» WHAT NEEDS TO BE DONE
Copy every line in the records below that contains the word "output".

········

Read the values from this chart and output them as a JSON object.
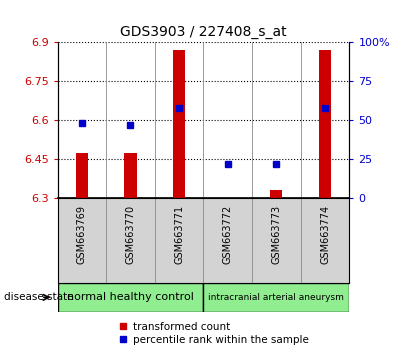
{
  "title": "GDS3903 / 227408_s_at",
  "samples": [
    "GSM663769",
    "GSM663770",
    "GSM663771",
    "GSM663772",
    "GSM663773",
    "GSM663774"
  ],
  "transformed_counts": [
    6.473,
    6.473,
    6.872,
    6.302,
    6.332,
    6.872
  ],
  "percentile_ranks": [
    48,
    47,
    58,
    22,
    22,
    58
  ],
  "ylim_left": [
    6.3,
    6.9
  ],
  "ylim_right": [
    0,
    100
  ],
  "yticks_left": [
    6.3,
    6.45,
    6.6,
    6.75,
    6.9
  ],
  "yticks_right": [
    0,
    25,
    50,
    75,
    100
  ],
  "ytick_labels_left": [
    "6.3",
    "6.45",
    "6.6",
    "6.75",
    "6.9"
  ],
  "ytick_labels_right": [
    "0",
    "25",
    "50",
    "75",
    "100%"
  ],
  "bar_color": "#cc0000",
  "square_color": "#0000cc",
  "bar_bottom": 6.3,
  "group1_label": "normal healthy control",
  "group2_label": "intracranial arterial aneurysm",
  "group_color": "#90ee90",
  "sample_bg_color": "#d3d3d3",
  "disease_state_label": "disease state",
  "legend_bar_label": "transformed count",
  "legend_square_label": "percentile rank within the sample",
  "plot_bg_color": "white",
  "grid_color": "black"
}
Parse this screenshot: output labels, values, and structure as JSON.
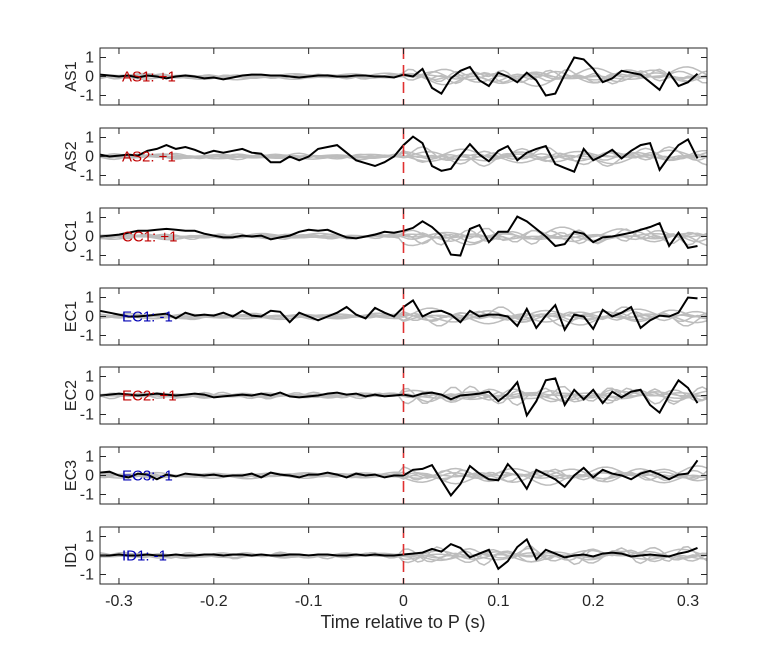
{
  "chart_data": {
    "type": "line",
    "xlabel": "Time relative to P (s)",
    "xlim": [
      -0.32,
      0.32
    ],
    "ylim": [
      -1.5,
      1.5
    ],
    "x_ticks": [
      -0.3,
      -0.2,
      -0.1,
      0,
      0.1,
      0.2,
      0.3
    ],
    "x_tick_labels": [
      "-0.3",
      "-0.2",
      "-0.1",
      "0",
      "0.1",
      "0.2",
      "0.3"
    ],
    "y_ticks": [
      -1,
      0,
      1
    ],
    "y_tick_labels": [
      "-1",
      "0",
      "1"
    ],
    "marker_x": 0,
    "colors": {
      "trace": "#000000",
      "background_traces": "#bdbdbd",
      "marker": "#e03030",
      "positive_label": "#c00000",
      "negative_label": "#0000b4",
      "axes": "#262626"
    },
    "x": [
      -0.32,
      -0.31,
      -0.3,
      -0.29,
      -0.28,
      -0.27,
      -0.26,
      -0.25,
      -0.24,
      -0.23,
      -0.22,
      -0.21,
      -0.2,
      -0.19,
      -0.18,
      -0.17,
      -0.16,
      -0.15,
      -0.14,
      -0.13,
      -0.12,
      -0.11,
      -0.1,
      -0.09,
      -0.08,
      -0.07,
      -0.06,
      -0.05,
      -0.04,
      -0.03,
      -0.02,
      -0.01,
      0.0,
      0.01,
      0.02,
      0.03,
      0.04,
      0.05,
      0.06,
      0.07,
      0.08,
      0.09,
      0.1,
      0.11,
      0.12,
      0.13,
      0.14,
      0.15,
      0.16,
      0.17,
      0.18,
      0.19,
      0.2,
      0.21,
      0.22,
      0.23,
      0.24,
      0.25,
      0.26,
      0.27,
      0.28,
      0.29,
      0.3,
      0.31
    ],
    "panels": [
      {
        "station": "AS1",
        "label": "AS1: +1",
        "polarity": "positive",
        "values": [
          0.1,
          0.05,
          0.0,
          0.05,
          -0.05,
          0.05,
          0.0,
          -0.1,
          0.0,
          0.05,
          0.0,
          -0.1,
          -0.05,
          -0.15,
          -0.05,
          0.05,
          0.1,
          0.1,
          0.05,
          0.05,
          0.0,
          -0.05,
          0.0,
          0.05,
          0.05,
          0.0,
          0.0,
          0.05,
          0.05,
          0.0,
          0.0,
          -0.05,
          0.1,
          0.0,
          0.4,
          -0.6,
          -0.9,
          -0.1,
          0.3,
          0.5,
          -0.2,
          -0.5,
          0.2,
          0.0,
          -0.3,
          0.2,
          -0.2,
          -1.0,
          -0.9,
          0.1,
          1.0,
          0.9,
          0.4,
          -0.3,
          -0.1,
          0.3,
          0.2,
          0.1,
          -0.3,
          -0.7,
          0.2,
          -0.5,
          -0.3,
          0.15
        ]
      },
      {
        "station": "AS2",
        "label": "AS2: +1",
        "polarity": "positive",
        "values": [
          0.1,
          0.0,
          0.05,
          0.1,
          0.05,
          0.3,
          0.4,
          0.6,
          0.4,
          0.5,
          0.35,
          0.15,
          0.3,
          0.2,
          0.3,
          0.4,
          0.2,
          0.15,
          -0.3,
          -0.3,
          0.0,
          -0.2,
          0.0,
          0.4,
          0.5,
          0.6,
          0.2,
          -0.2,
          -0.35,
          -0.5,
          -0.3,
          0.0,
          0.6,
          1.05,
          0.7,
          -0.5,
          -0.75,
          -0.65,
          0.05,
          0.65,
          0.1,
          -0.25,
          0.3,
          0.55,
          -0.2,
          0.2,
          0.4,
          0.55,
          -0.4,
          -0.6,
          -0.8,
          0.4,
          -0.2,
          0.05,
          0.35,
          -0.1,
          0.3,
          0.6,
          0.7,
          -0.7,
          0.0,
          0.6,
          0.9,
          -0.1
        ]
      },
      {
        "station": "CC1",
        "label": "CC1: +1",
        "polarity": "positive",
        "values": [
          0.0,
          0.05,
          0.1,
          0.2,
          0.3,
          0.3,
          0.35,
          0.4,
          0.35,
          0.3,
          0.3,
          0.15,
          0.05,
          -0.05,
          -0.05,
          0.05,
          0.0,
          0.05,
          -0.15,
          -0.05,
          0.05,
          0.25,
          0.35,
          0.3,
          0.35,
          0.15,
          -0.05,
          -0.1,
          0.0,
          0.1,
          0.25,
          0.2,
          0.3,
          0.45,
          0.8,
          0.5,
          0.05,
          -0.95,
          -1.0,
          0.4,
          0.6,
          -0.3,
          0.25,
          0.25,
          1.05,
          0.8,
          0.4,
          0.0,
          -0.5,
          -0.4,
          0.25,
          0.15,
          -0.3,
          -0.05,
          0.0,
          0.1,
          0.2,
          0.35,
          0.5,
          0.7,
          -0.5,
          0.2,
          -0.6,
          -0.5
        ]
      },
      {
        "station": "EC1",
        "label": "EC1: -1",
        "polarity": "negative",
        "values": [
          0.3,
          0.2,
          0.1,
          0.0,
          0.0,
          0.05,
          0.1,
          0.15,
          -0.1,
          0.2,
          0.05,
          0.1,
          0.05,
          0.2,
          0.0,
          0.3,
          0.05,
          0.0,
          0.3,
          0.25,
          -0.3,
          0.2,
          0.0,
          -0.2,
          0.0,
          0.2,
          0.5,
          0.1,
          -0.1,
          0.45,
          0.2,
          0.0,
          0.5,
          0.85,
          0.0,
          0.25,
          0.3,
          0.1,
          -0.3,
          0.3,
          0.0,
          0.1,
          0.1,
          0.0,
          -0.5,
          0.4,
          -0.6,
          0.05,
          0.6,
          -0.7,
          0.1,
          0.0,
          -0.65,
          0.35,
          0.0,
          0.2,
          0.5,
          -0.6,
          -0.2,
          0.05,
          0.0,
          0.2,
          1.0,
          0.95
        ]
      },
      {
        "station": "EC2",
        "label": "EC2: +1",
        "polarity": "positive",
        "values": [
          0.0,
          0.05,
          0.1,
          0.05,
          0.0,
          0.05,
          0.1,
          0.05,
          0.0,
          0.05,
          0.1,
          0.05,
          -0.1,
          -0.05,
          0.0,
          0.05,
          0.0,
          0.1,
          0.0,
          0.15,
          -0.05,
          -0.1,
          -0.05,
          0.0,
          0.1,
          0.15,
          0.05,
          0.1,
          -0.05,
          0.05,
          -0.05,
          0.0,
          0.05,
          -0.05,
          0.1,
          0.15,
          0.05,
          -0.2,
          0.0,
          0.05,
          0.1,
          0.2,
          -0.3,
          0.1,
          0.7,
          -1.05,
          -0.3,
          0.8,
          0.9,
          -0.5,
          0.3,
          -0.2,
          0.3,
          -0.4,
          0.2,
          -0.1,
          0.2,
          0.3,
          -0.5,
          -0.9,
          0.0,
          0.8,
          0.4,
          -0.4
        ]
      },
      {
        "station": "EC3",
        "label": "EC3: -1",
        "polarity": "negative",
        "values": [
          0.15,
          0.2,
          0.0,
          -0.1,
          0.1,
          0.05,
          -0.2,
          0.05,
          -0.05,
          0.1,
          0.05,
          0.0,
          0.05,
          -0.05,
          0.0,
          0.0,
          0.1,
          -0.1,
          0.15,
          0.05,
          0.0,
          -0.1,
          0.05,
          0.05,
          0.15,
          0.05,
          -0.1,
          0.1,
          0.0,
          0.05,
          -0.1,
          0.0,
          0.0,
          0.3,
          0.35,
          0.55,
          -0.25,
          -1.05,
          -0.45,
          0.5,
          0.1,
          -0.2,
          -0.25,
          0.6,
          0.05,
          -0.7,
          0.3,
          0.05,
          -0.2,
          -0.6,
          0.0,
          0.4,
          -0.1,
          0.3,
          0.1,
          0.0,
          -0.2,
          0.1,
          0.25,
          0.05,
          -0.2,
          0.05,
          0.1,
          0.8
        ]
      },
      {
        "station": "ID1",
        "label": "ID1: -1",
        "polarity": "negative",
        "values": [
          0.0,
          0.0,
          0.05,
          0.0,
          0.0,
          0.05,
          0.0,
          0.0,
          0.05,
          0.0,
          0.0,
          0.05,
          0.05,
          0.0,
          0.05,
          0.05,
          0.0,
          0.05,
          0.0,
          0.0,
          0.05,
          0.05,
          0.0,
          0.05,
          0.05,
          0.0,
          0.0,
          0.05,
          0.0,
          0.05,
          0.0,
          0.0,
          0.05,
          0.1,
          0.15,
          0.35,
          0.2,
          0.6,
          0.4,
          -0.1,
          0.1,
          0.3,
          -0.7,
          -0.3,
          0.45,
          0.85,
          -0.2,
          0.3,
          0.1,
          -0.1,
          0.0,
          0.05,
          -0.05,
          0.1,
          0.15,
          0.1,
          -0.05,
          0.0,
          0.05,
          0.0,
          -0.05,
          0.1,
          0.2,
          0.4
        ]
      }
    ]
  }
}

········

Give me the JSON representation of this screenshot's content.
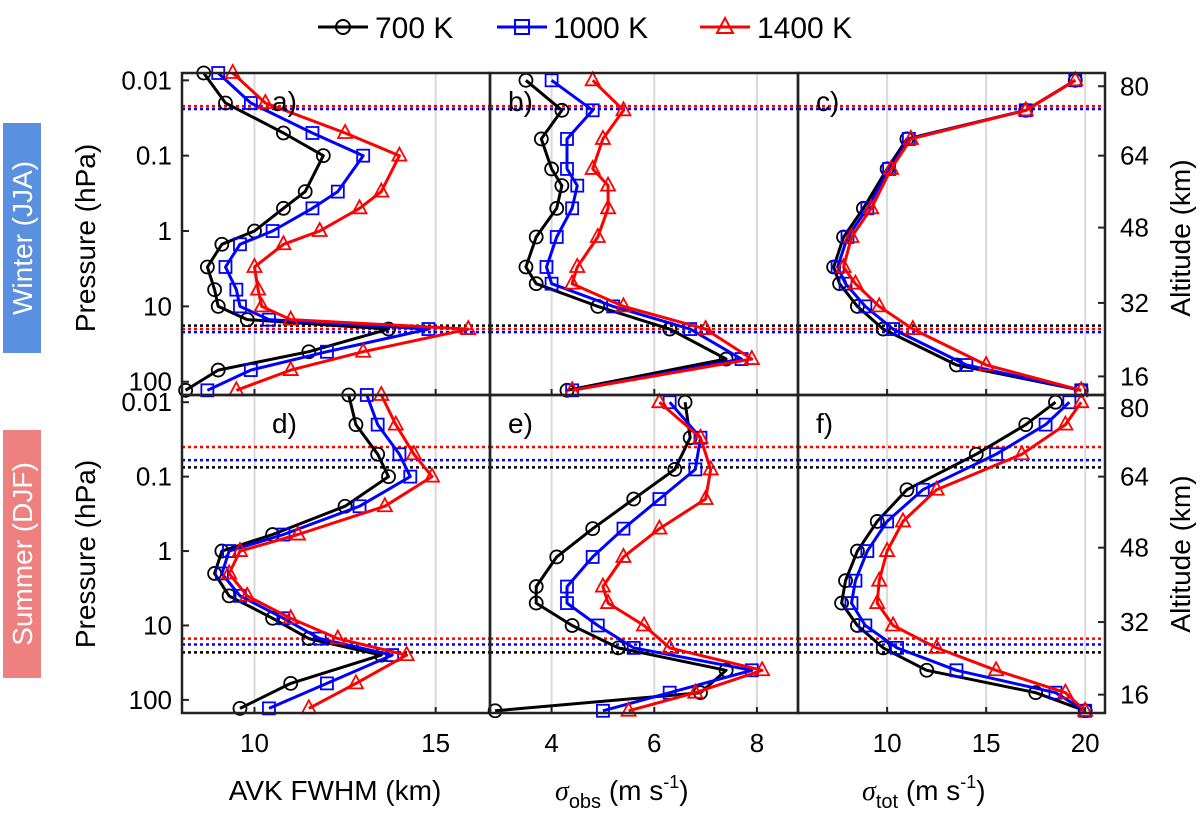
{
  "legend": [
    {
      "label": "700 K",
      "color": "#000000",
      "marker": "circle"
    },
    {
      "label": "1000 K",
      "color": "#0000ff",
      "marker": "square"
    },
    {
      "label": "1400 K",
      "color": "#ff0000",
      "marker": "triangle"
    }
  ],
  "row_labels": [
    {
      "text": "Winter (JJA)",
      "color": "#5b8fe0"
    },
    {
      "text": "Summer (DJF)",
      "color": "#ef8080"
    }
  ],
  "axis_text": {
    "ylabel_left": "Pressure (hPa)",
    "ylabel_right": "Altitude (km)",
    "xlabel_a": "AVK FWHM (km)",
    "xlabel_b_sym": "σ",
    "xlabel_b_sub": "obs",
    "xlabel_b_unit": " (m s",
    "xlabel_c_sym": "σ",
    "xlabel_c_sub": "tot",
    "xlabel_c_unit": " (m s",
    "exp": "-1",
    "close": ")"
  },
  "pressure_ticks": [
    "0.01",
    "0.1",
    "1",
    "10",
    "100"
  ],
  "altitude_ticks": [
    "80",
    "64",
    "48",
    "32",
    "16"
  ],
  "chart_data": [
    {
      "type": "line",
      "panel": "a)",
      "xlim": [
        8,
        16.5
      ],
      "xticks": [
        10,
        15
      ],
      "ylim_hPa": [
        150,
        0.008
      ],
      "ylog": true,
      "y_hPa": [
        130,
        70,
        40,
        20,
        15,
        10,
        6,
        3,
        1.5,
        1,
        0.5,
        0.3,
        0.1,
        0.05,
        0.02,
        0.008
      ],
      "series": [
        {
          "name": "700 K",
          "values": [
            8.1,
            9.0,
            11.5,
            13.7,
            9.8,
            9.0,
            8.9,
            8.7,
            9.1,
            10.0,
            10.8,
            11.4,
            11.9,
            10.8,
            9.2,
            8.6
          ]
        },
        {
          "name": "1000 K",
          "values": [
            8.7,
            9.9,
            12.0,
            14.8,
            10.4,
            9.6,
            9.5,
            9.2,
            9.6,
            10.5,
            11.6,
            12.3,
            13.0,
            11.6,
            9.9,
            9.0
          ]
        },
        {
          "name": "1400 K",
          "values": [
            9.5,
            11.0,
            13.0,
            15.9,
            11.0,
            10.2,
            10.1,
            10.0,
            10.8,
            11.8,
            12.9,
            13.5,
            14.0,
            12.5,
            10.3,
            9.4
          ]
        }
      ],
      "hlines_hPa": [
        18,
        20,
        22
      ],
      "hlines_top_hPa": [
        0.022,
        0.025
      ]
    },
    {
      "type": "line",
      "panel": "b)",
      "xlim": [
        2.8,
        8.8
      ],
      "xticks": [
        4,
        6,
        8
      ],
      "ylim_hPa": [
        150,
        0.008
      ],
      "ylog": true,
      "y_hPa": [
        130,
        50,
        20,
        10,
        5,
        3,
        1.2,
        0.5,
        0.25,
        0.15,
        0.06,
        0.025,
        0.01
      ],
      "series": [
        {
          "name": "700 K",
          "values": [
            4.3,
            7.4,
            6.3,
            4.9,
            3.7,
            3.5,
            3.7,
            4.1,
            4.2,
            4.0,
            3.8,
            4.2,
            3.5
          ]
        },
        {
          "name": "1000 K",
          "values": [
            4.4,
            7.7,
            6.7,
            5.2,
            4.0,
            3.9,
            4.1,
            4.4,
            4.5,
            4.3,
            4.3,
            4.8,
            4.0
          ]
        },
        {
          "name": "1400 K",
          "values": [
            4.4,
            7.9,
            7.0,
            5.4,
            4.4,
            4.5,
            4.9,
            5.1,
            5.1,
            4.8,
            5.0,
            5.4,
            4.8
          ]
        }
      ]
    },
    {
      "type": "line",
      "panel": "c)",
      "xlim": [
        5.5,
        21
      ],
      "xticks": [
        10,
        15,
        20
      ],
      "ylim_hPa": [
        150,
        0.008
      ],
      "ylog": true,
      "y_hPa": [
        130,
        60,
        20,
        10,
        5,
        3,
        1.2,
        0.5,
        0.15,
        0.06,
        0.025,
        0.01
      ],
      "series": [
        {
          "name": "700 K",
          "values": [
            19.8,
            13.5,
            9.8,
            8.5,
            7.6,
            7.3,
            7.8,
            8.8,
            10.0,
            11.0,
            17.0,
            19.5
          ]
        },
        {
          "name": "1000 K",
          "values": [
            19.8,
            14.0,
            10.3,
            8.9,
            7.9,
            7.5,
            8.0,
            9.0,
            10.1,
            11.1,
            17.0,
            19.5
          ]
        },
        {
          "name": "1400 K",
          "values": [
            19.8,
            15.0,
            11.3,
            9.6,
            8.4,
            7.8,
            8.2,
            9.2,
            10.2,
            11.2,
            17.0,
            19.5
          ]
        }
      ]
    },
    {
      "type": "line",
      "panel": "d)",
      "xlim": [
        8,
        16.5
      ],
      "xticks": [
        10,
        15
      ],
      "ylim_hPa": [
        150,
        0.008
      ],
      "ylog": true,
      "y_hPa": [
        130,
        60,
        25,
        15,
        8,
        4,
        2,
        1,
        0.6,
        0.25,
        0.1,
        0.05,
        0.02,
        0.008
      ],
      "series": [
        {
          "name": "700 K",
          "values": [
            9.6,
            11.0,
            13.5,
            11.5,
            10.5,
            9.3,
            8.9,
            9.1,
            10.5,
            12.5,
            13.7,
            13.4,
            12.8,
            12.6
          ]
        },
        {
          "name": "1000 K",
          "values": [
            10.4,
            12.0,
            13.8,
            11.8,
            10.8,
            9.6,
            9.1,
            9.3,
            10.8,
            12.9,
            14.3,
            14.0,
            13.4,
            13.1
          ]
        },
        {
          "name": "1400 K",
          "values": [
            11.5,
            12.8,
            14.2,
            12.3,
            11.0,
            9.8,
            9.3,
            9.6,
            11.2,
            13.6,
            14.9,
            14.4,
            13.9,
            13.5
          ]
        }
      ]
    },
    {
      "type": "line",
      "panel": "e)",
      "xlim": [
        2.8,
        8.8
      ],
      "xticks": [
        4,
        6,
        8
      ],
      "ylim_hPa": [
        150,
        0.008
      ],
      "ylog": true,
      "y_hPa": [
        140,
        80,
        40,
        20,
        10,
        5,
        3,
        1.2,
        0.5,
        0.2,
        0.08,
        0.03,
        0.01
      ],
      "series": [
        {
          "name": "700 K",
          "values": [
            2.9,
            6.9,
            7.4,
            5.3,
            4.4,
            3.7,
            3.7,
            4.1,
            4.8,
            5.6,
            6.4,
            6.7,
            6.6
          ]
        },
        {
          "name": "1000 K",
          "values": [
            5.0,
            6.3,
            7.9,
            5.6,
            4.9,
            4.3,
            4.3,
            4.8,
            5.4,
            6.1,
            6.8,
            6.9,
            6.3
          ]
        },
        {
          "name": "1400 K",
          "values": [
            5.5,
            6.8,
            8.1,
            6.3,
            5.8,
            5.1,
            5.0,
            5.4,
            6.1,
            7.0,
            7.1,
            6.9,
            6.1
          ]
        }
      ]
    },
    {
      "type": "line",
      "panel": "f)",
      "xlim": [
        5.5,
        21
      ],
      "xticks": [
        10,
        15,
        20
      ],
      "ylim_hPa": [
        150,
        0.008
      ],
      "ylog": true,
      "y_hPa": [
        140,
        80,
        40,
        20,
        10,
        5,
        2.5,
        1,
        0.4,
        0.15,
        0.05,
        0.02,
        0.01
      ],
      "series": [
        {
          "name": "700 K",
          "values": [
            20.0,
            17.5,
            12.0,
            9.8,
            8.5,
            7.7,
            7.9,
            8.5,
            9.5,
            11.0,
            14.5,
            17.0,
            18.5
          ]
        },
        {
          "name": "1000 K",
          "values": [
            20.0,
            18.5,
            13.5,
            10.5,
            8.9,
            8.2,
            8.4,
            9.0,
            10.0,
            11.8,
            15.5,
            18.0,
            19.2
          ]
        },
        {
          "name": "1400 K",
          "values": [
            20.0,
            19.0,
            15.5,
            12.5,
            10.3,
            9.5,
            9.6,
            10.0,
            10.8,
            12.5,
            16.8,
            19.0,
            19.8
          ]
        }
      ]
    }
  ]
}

········

» TASK SOLUTION
Read the values from this chart and output them as a JSON object.
Parse this screenshot: output labels, values, and structure as JSON.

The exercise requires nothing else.